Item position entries
-- Begin --
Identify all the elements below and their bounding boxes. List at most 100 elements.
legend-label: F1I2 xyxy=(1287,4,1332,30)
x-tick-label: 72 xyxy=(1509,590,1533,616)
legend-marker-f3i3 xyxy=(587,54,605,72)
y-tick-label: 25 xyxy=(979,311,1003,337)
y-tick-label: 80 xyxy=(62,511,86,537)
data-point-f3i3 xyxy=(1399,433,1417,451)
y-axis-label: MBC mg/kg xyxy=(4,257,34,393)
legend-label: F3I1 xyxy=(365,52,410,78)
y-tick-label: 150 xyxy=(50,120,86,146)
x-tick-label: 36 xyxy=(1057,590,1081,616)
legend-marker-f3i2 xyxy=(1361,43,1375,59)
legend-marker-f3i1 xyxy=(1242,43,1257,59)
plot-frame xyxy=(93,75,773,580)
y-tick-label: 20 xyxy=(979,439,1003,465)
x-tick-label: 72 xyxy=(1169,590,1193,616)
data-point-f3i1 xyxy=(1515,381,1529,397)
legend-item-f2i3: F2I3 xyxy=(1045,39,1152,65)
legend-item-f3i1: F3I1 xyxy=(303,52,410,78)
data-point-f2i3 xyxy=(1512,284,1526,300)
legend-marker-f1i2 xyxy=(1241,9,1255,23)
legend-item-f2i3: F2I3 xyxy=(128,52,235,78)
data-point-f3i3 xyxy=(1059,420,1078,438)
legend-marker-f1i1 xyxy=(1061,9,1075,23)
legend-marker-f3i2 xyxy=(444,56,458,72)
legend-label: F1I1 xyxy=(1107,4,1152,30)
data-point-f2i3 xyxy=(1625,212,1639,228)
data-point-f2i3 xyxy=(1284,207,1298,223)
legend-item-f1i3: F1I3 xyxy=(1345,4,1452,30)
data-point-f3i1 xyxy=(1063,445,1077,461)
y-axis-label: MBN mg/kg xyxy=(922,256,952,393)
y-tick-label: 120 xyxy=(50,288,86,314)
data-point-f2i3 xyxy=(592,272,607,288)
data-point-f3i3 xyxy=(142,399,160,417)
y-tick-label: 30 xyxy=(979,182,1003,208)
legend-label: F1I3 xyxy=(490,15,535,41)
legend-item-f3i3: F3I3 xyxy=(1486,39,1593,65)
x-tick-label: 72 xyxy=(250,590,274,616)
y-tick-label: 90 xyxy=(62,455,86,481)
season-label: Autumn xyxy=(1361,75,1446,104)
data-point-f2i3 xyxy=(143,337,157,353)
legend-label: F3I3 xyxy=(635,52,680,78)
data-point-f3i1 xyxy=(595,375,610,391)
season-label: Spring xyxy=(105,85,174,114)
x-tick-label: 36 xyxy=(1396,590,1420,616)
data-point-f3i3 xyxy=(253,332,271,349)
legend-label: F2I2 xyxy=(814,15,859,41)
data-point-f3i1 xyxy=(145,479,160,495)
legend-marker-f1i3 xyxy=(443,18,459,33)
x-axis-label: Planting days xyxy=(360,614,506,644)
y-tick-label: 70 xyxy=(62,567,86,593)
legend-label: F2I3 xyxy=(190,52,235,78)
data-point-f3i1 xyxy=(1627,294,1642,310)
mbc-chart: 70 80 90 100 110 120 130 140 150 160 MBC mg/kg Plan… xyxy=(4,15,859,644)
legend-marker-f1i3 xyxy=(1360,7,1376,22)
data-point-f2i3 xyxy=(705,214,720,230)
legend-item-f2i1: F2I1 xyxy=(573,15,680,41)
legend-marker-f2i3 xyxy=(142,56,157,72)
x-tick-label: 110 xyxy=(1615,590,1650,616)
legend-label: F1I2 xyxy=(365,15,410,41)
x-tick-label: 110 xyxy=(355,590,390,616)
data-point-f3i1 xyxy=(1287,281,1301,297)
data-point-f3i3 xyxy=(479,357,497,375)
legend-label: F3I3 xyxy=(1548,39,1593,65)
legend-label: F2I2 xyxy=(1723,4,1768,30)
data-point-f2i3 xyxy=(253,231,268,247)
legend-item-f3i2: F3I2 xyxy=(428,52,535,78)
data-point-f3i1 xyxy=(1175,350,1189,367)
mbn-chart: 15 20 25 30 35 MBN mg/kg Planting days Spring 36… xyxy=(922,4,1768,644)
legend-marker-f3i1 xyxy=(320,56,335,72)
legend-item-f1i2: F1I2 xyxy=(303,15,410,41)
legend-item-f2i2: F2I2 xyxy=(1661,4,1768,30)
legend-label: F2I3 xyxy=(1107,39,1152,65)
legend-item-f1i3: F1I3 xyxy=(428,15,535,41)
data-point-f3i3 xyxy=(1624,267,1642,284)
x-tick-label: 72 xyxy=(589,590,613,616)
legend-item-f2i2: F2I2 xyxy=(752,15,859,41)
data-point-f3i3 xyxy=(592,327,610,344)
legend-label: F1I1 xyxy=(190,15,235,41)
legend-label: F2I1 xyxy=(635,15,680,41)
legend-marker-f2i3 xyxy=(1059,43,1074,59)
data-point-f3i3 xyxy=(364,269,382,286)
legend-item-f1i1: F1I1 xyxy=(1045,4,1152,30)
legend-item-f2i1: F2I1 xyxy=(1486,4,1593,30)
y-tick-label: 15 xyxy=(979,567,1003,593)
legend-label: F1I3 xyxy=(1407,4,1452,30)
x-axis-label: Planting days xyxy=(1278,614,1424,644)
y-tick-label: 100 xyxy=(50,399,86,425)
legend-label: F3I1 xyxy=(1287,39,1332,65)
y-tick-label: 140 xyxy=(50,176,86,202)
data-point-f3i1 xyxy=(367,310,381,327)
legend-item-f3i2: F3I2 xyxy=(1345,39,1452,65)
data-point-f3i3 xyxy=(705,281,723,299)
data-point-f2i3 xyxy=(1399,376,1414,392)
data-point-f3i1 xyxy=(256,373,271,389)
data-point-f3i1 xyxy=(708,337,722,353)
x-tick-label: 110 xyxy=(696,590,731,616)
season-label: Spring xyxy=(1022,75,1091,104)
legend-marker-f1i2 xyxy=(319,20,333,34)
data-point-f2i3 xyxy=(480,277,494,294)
-- End --
**Direction:**
Arrange every line of the items above as a Markdown table with two columns, No. and Entry, putting each line's row number under No. and omitting blank lines.

**Exercise response:**
| No. | Entry |
|---|---|
| 1 | Identify all the elements below and their bounding boxes. List at most 100 elements. |
| 2 | legend-label: F1I2 xyxy=(1287,4,1332,30) |
| 3 | x-tick-label: 72 xyxy=(1509,590,1533,616) |
| 4 | legend-marker-f3i3 xyxy=(587,54,605,72) |
| 5 | y-tick-label: 25 xyxy=(979,311,1003,337) |
| 6 | y-tick-label: 80 xyxy=(62,511,86,537) |
| 7 | data-point-f3i3 xyxy=(1399,433,1417,451) |
| 8 | y-axis-label: MBC mg/kg xyxy=(4,257,34,393) |
| 9 | legend-label: F3I1 xyxy=(365,52,410,78) |
| 10 | y-tick-label: 150 xyxy=(50,120,86,146) |
| 11 | x-tick-label: 36 xyxy=(1057,590,1081,616) |
| 12 | legend-marker-f3i2 xyxy=(1361,43,1375,59) |
| 13 | legend-marker-f3i1 xyxy=(1242,43,1257,59) |
| 14 | plot-frame xyxy=(93,75,773,580) |
| 15 | y-tick-label: 20 xyxy=(979,439,1003,465) |
| 16 | x-tick-label: 72 xyxy=(1169,590,1193,616) |
| 17 | data-point-f3i1 xyxy=(1515,381,1529,397) |
| 18 | legend-item-f2i3: F2I3 xyxy=(1045,39,1152,65) |
| 19 | legend-item-f3i1: F3I1 xyxy=(303,52,410,78) |
| 20 | data-point-f2i3 xyxy=(1512,284,1526,300) |
| 21 | legend-marker-f1i2 xyxy=(1241,9,1255,23) |
| 22 | legend-item-f2i3: F2I3 xyxy=(128,52,235,78) |
| 23 | data-point-f3i3 xyxy=(1059,420,1078,438) |
| 24 | legend-marker-f1i1 xyxy=(1061,9,1075,23) |
| 25 | legend-marker-f3i2 xyxy=(444,56,458,72) |
| 26 | legend-label: F1I1 xyxy=(1107,4,1152,30) |
| 27 | data-point-f2i3 xyxy=(1625,212,1639,228) |
| 28 | data-point-f2i3 xyxy=(1284,207,1298,223) |
| 29 | legend-item-f1i3: F1I3 xyxy=(1345,4,1452,30) |
| 30 | data-point-f3i1 xyxy=(1063,445,1077,461) |
| 31 | y-axis-label: MBN mg/kg xyxy=(922,256,952,393) |
| 32 | y-tick-label: 120 xyxy=(50,288,86,314) |
| 33 | data-point-f2i3 xyxy=(592,272,607,288) |
| 34 | data-point-f3i3 xyxy=(142,399,160,417) |
| 35 | y-tick-label: 30 xyxy=(979,182,1003,208) |
| 36 | legend-label: F1I3 xyxy=(490,15,535,41) |
| 37 | legend-item-f3i3: F3I3 xyxy=(1486,39,1593,65) |
| 38 | x-tick-label: 72 xyxy=(250,590,274,616) |
| 39 | y-tick-label: 90 xyxy=(62,455,86,481) |
| 40 | season-label: Autumn xyxy=(1361,75,1446,104) |
| 41 | data-point-f2i3 xyxy=(143,337,157,353) |
| 42 | legend-label: F3I3 xyxy=(635,52,680,78) |
| 43 | data-point-f3i1 xyxy=(595,375,610,391) |
| 44 | season-label: Spring xyxy=(105,85,174,114) |
| 45 | x-tick-label: 36 xyxy=(1396,590,1420,616) |
| 46 | data-point-f3i3 xyxy=(253,332,271,349) |
| 47 | legend-label: F2I2 xyxy=(814,15,859,41) |
| 48 | data-point-f3i1 xyxy=(145,479,160,495) |
| 49 | legend-marker-f1i3 xyxy=(443,18,459,33) |
| 50 | x-axis-label: Planting days xyxy=(360,614,506,644) |
| 51 | y-tick-label: 70 xyxy=(62,567,86,593) |
| 52 | legend-label: F2I3 xyxy=(190,52,235,78) |
| 53 | data-point-f3i1 xyxy=(1627,294,1642,310) |
| 54 | mbc-chart: 70 80 90 100 110 120 130 140 150 160 MBC mg/kg Plan… xyxy=(4,15,859,644) |
| 55 | legend-marker-f1i3 xyxy=(1360,7,1376,22) |
| 56 | data-point-f2i3 xyxy=(705,214,720,230) |
| 57 | legend-item-f2i1: F2I1 xyxy=(573,15,680,41) |
| 58 | legend-marker-f2i3 xyxy=(142,56,157,72) |
| 59 | x-tick-label: 110 xyxy=(1615,590,1650,616) |
| 60 | legend-label: F1I2 xyxy=(365,15,410,41) |
| 61 | x-tick-label: 110 xyxy=(355,590,390,616) |
| 62 | data-point-f3i1 xyxy=(1287,281,1301,297) |
| 63 | data-point-f3i3 xyxy=(479,357,497,375) |
| 64 | legend-label: F3I3 xyxy=(1548,39,1593,65) |
| 65 | legend-label: F2I2 xyxy=(1723,4,1768,30) |
| 66 | data-point-f2i3 xyxy=(253,231,268,247) |
| 67 | legend-item-f3i2: F3I2 xyxy=(428,52,535,78) |
| 68 | data-point-f3i1 xyxy=(1175,350,1189,367) |
| 69 | mbn-chart: 15 20 25 30 35 MBN mg/kg Planting days Spring 36… xyxy=(922,4,1768,644) |
| 70 | legend-marker-f3i1 xyxy=(320,56,335,72) |
| 71 | legend-item-f1i2: F1I2 xyxy=(303,15,410,41) |
| 72 | legend-item-f2i2: F2I2 xyxy=(1661,4,1768,30) |
| 73 | legend-label: F2I3 xyxy=(1107,39,1152,65) |
| 74 | legend-item-f1i3: F1I3 xyxy=(428,15,535,41) |
| 75 | data-point-f3i3 xyxy=(1624,267,1642,284) |
| 76 | x-tick-label: 72 xyxy=(589,590,613,616) |
| 77 | legend-item-f2i2: F2I2 xyxy=(752,15,859,41) |
| 78 | data-point-f3i3 xyxy=(592,327,610,344) |
| 79 | legend-label: F1I1 xyxy=(190,15,235,41) |
| 80 | legend-label: F2I1 xyxy=(635,15,680,41) |
| 81 | legend-marker-f2i3 xyxy=(1059,43,1074,59) |
| 82 | data-point-f3i3 xyxy=(364,269,382,286) |
| 83 | legend-item-f1i1: F1I1 xyxy=(1045,4,1152,30) |
| 84 | legend-item-f2i1: F2I1 xyxy=(1486,4,1593,30) |
| 85 | y-tick-label: 15 xyxy=(979,567,1003,593) |
| 86 | legend-label: F1I3 xyxy=(1407,4,1452,30) |
| 87 | x-axis-label: Planting days xyxy=(1278,614,1424,644) |
| 88 | y-tick-label: 100 xyxy=(50,399,86,425) |
| 89 | legend-label: F3I1 xyxy=(1287,39,1332,65) |
| 90 | y-tick-label: 140 xyxy=(50,176,86,202) |
| 91 | data-point-f3i1 xyxy=(367,310,381,327) |
| 92 | legend-item-f3i2: F3I2 xyxy=(1345,39,1452,65) |
| 93 | data-point-f3i3 xyxy=(705,281,723,299) |
| 94 | data-point-f2i3 xyxy=(1399,376,1414,392) |
| 95 | data-point-f3i1 xyxy=(256,373,271,389) |
| 96 | data-point-f3i1 xyxy=(708,337,722,353) |
| 97 | x-tick-label: 110 xyxy=(696,590,731,616) |
| 98 | season-label: Spring xyxy=(1022,75,1091,104) |
| 99 | legend-marker-f1i2 xyxy=(319,20,333,34) |
| 100 | data-point-f2i3 xyxy=(480,277,494,294) |